## TASK INSTRUCTIONS
Scan the material and copy every line in which "rendszer" appears.

**** RECORDS TO USE ****

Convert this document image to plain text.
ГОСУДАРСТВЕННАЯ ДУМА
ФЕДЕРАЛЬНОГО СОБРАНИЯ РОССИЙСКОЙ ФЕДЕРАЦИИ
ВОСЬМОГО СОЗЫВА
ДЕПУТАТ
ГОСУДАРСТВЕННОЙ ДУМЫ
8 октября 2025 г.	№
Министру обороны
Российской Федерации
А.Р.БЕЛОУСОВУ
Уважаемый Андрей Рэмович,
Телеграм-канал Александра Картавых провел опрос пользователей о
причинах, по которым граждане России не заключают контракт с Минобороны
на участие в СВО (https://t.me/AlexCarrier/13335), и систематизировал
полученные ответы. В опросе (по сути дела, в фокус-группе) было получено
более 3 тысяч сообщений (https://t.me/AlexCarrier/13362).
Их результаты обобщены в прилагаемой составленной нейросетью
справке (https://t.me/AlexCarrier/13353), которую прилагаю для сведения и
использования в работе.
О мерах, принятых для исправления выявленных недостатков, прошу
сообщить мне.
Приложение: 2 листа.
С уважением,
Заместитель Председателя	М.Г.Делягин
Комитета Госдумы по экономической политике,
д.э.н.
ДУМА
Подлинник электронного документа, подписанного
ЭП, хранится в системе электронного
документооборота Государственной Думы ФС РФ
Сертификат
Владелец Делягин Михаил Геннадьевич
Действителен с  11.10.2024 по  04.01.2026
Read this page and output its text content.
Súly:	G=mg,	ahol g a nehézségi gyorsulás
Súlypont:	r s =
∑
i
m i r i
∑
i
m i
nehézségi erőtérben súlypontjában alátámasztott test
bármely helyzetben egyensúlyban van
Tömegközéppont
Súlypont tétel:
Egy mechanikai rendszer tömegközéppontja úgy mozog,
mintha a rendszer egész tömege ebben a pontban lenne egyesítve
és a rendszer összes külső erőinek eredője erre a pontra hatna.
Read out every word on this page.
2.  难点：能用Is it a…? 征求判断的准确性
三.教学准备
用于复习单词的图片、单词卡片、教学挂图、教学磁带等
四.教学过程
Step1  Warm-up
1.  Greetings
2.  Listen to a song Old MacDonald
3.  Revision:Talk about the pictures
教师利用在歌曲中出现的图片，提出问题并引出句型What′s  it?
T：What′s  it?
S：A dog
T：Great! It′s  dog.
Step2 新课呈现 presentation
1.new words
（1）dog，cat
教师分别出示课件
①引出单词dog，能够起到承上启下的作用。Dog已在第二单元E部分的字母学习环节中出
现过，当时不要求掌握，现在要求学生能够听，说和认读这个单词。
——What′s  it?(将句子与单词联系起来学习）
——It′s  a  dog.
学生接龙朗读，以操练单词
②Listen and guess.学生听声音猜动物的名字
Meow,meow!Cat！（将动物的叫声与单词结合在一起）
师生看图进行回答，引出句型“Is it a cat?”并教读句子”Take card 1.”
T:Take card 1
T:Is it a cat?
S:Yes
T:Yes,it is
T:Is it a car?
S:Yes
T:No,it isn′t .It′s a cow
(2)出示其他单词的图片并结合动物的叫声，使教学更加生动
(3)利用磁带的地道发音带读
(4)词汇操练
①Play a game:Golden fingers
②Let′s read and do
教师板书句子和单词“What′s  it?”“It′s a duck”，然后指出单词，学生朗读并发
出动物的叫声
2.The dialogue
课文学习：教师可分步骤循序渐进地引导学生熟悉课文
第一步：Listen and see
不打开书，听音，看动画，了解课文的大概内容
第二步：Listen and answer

****

## COMPLETE OUTPUT
Egy mechanikai rendszer tömegközéppontja úgy mozog,
mintha a rendszer egész tömege ebben a pontban lenne egyesítve
és a rendszer összes külső erőinek eredője erre a pontra hatna.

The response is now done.